Task to carry out
Give the data a second time, exactly and in full.
==*==
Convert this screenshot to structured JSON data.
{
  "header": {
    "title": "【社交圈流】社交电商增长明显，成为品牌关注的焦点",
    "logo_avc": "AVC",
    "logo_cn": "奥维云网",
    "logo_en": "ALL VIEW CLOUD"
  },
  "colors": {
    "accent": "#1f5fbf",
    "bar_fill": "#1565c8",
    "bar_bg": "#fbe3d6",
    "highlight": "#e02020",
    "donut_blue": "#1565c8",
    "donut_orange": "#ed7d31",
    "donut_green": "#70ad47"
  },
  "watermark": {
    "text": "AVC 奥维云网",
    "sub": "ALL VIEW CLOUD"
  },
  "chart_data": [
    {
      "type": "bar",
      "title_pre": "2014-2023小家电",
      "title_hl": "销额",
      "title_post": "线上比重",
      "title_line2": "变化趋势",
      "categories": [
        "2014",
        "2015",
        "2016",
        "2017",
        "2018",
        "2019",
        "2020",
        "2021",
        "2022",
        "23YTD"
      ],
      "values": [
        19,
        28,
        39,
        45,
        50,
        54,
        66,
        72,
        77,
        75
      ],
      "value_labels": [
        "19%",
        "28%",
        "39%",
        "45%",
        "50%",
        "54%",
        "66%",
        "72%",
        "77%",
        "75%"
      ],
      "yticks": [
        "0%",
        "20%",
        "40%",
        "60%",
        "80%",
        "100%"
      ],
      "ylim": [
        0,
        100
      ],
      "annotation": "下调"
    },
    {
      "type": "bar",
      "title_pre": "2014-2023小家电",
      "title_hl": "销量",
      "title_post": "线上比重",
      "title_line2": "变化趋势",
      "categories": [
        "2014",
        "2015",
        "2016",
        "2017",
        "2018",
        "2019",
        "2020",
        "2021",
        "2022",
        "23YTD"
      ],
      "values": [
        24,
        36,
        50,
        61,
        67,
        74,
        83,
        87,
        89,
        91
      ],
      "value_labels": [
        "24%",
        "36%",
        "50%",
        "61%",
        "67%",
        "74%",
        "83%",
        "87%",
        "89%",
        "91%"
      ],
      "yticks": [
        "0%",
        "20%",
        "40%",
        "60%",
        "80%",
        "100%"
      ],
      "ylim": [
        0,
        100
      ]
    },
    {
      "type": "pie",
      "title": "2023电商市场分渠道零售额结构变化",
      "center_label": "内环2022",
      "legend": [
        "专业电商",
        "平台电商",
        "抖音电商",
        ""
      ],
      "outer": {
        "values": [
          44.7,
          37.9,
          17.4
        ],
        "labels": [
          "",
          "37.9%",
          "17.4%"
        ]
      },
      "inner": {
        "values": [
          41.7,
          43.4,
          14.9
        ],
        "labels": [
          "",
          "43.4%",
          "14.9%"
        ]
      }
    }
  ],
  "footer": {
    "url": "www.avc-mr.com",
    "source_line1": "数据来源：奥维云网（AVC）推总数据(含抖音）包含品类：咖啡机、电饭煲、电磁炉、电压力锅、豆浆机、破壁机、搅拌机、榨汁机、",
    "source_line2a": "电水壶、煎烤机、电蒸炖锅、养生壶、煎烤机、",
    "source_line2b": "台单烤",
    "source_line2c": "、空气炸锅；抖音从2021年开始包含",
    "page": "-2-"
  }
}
==*==
Answer for the task
Convert this screenshot to structured JSON data.
{
  "header": {
    "title": "【社交圈流】社交电商增长明显，成为品牌关注的焦点",
    "logo_avc": "AVC",
    "logo_cn": "奥维云网",
    "logo_en": "ALL VIEW CLOUD"
  },
  "colors": {
    "accent": "#1f5fbf",
    "bar_fill": "#1565c8",
    "bar_bg": "#fbe3d6",
    "highlight": "#e02020",
    "donut_blue": "#1565c8",
    "donut_orange": "#ed7d31",
    "donut_green": "#70ad47"
  },
  "watermark": {
    "text": "AVC 奥维云网",
    "sub": "ALL VIEW CLOUD"
  },
  "chart_data": [
    {
      "type": "bar",
      "title_pre": "2014-2023小家电",
      "title_hl": "销额",
      "title_post": "线上比重",
      "title_line2": "变化趋势",
      "categories": [
        "2014",
        "2015",
        "2016",
        "2017",
        "2018",
        "2019",
        "2020",
        "2021",
        "2022",
        "23YTD"
      ],
      "values": [
        19,
        28,
        39,
        45,
        50,
        54,
        66,
        72,
        77,
        75
      ],
      "value_labels": [
        "19%",
        "28%",
        "39%",
        "45%",
        "50%",
        "54%",
        "66%",
        "72%",
        "77%",
        "75%"
      ],
      "yticks": [
        "0%",
        "20%",
        "40%",
        "60%",
        "80%",
        "100%"
      ],
      "ylim": [
        0,
        100
      ],
      "annotation": "下调"
    },
    {
      "type": "bar",
      "title_pre": "2014-2023小家电",
      "title_hl": "销量",
      "title_post": "线上比重",
      "title_line2": "变化趋势",
      "categories": [
        "2014",
        "2015",
        "2016",
        "2017",
        "2018",
        "2019",
        "2020",
        "2021",
        "2022",
        "23YTD"
      ],
      "values": [
        24,
        36,
        50,
        61,
        67,
        74,
        83,
        87,
        89,
        91
      ],
      "value_labels": [
        "24%",
        "36%",
        "50%",
        "61%",
        "67%",
        "74%",
        "83%",
        "87%",
        "89%",
        "91%"
      ],
      "yticks": [
        "0%",
        "20%",
        "40%",
        "60%",
        "80%",
        "100%"
      ],
      "ylim": [
        0,
        100
      ]
    },
    {
      "type": "pie",
      "title": "2023电商市场分渠道零售额结构变化",
      "center_label": "内环2022",
      "legend": [
        "专业电商",
        "平台电商",
        "抖音电商",
        ""
      ],
      "outer": {
        "values": [
          44.7,
          37.9,
          17.4
        ],
        "labels": [
          "",
          "37.9%",
          "17.4%"
        ]
      },
      "inner": {
        "values": [
          41.7,
          43.4,
          14.9
        ],
        "labels": [
          "",
          "43.4%",
          "14.9%"
        ]
      }
    }
  ],
  "footer": {
    "url": "www.avc-mr.com",
    "source_line1": "数据来源：奥维云网（AVC）推总数据(含抖音）包含品类：咖啡机、电饭煲、电磁炉、电压力锅、豆浆机、破壁机、搅拌机、榨汁机、",
    "source_line2a": "电水壶、煎烤机、电蒸炖锅、养生壶、煎烤机、",
    "source_line2b": "台单烤",
    "source_line2c": "、空气炸锅；抖音从2021年开始包含",
    "page": "-2-"
  }
}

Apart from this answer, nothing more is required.